#### Given task
Skip every image and restate the data word for word.
◇ ◇ ◇ ◇
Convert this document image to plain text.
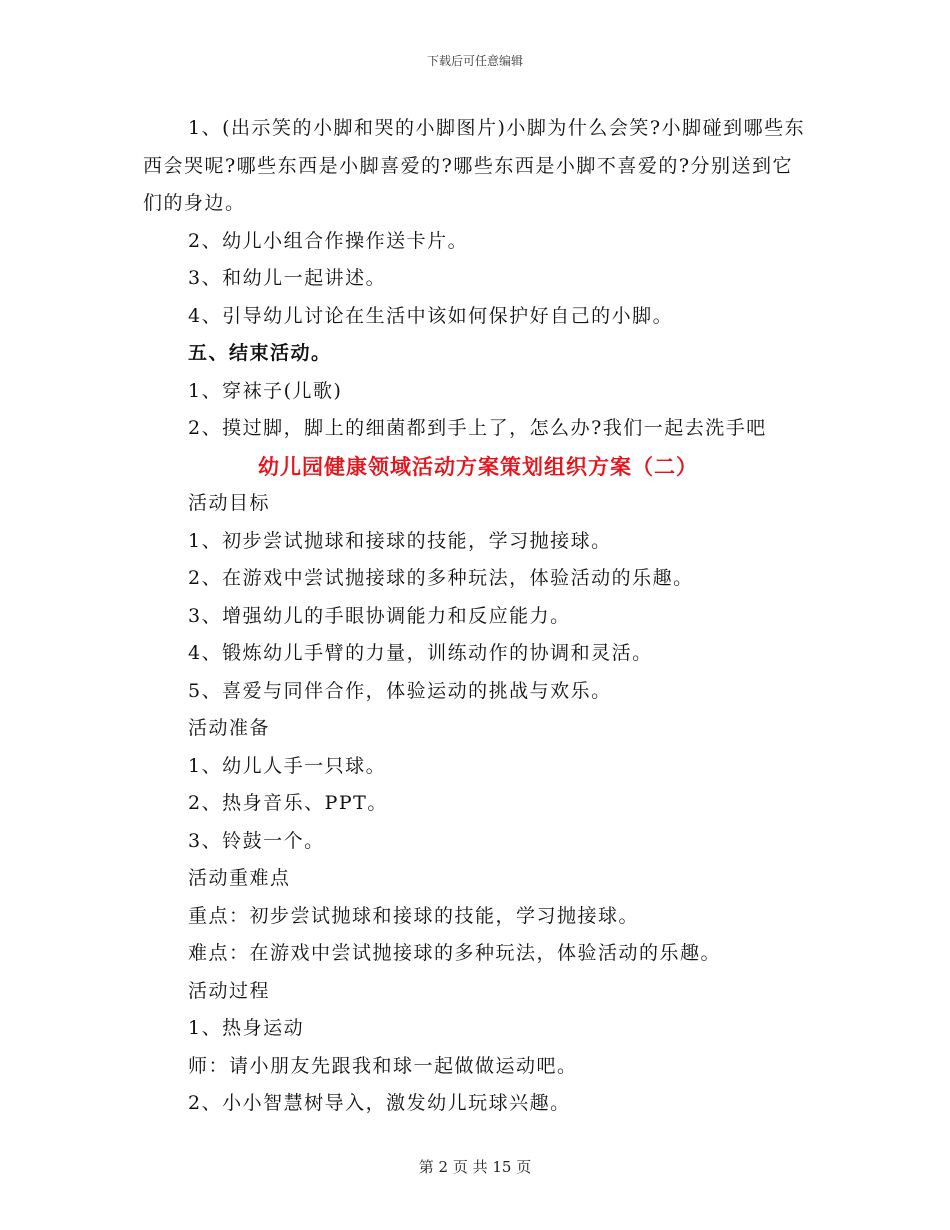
下载后可任意编辑

1、(出示笑的小脚和哭的小脚图片)小脚为什么会笑?小脚碰到哪些东西会哭呢?哪些东西是小脚喜爱的?哪些东西是小脚不喜爱的?分别送到它们的身边。

2、幼儿小组合作操作送卡片。

3、和幼儿一起讲述。

4、引导幼儿讨论在生活中该如何保护好自己的小脚。

五、结束活动。

1、穿袜子(儿歌)

2、摸过脚，脚上的细菌都到手上了，怎么办?我们一起去洗手吧

幼儿园健康领域活动方案策划组织方案（二）

活动目标

1、初步尝试抛球和接球的技能，学习抛接球。

2、在游戏中尝试抛接球的多种玩法，体验活动的乐趣。

3、增强幼儿的手眼协调能力和反应能力。

4、锻炼幼儿手臂的力量，训练动作的协调和灵活。

5、喜爱与同伴合作，体验运动的挑战与欢乐。

活动准备

1、幼儿人手一只球。

2、热身音乐、PPT。

3、铃鼓一个。

活动重难点

重点：初步尝试抛球和接球的技能，学习抛接球。

难点：在游戏中尝试抛接球的多种玩法，体验活动的乐趣。

活动过程

1、热身运动

师：请小朋友先跟我和球一起做做运动吧。

2、小小智慧树导入，激发幼儿玩球兴趣。

第 2 页 共 15 页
◇ ◇ ◇ ◇
#### Task output
Convert this document image to plain text.
下载后可任意编辑

1、(出示笑的小脚和哭的小脚图片)小脚为什么会笑?小脚碰到哪些东西会哭呢?哪些东西是小脚喜爱的?哪些东西是小脚不喜爱的?分别送到它们的身边。

2、幼儿小组合作操作送卡片。

3、和幼儿一起讲述。

4、引导幼儿讨论在生活中该如何保护好自己的小脚。

五、结束活动。

1、穿袜子(儿歌)

2、摸过脚，脚上的细菌都到手上了，怎么办?我们一起去洗手吧

幼儿园健康领域活动方案策划组织方案（二）

活动目标

1、初步尝试抛球和接球的技能，学习抛接球。

2、在游戏中尝试抛接球的多种玩法，体验活动的乐趣。

3、增强幼儿的手眼协调能力和反应能力。

4、锻炼幼儿手臂的力量，训练动作的协调和灵活。

5、喜爱与同伴合作，体验运动的挑战与欢乐。

活动准备

1、幼儿人手一只球。

2、热身音乐、PPT。

3、铃鼓一个。

活动重难点

重点：初步尝试抛球和接球的技能，学习抛接球。

难点：在游戏中尝试抛接球的多种玩法，体验活动的乐趣。

活动过程

1、热身运动

师：请小朋友先跟我和球一起做做运动吧。

2、小小智慧树导入，激发幼儿玩球兴趣。

第 2 页 共 15 页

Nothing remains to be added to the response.